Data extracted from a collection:
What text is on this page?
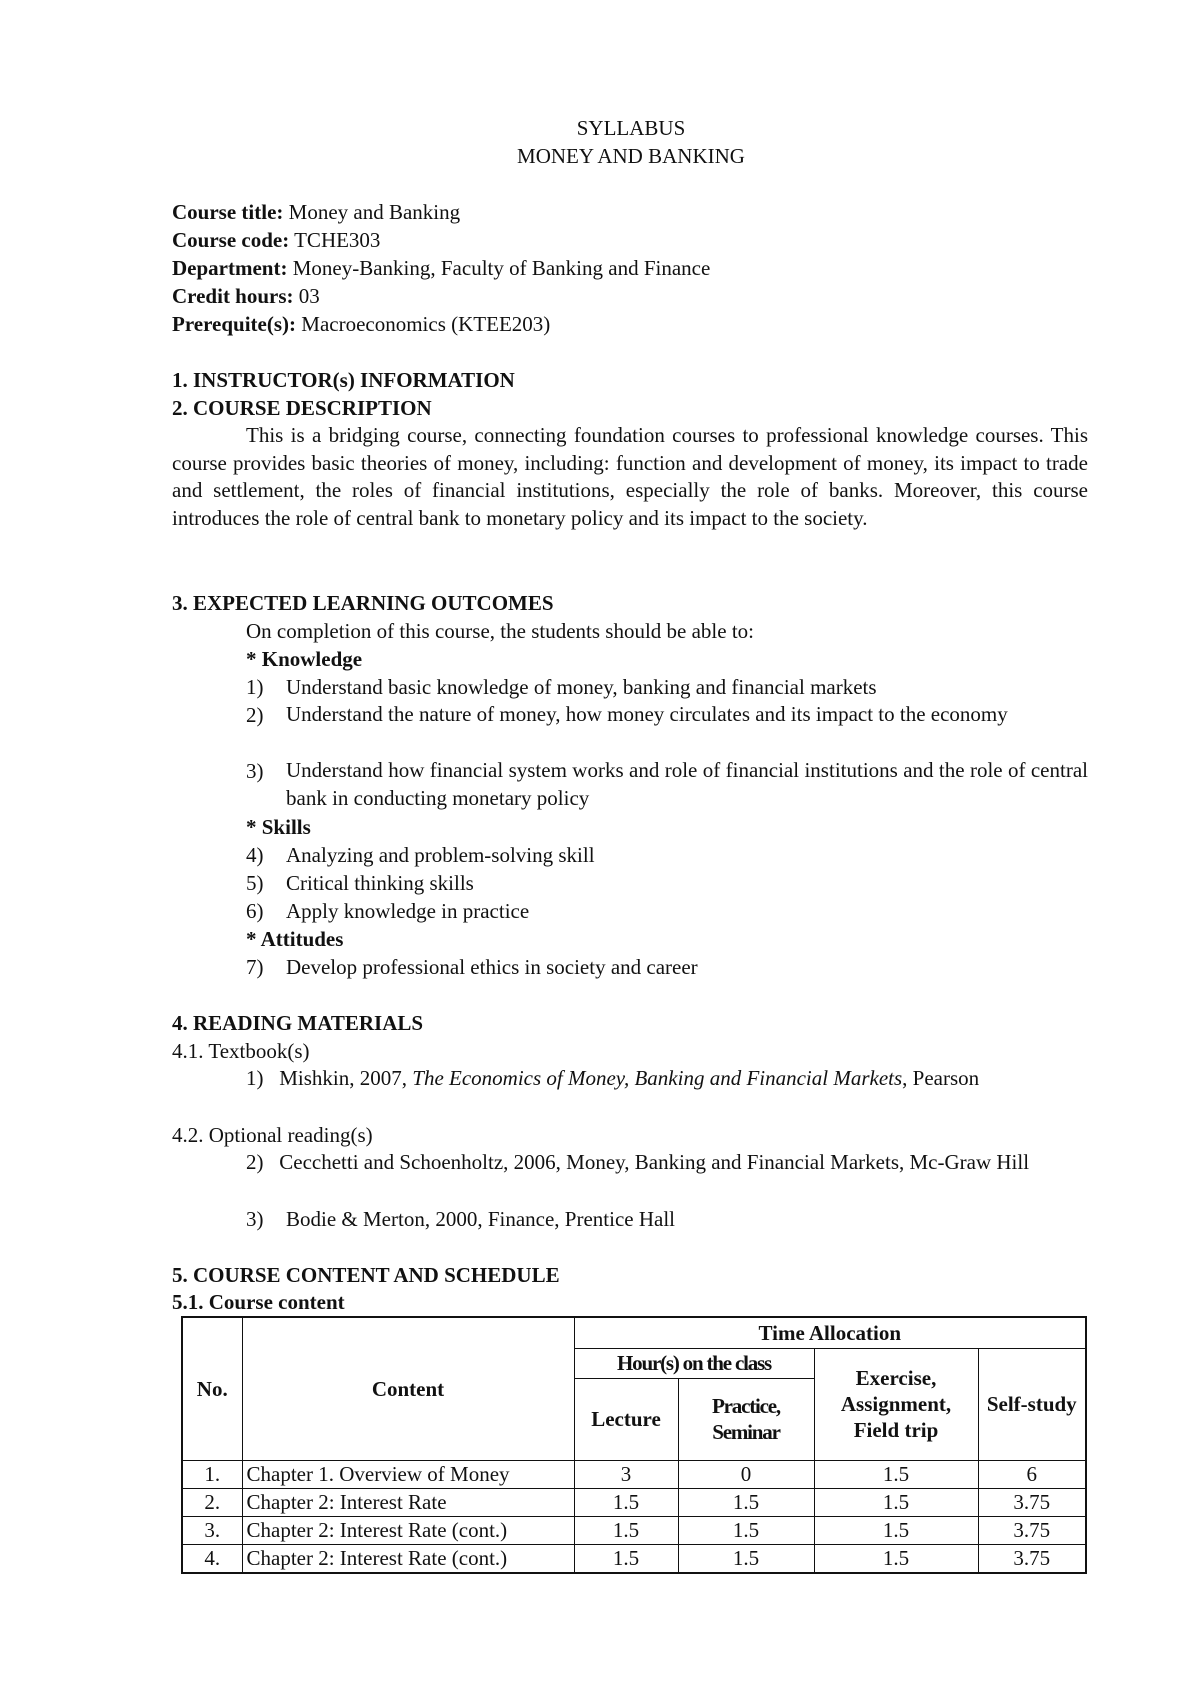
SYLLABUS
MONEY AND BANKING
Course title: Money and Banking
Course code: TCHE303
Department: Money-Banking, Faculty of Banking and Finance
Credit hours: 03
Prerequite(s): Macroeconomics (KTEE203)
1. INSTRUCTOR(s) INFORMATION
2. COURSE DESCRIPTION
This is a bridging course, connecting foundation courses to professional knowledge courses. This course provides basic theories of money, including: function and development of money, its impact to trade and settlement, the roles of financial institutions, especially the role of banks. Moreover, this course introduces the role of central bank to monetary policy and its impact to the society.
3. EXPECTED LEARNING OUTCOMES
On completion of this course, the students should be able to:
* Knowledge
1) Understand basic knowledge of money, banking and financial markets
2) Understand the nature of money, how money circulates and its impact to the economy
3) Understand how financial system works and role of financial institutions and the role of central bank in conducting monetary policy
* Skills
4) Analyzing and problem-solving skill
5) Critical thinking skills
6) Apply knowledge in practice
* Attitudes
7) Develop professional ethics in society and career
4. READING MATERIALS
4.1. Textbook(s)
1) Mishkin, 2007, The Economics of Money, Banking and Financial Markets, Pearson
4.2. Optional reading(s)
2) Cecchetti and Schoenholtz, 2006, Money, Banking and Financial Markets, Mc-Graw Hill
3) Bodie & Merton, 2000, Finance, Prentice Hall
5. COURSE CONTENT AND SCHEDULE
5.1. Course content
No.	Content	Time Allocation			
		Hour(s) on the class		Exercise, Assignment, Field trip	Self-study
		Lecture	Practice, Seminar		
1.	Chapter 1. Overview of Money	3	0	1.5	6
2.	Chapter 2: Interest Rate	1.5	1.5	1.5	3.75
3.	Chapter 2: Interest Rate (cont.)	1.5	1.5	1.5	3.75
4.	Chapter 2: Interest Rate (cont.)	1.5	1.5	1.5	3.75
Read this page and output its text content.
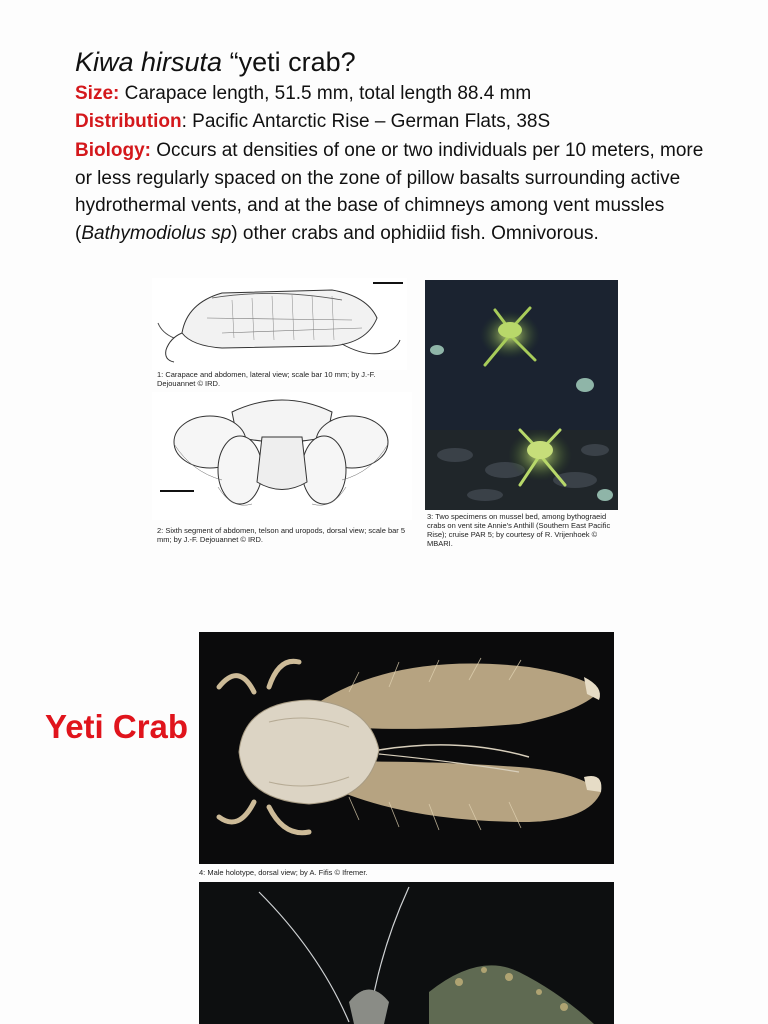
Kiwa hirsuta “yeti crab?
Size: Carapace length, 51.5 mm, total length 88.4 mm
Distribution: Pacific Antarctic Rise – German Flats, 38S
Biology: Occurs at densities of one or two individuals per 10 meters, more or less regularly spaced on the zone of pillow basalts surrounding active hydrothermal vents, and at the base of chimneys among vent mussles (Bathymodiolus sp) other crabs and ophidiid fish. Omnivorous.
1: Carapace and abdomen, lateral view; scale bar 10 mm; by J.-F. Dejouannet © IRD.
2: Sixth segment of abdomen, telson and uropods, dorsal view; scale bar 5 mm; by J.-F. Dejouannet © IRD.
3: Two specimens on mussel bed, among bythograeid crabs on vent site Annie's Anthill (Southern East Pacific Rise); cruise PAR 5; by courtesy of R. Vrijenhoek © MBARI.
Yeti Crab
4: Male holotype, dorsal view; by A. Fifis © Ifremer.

» **Set problem**
Of the lines in this data, how many contain "page"? Reply with only the number.

» **Result of the exercise**
2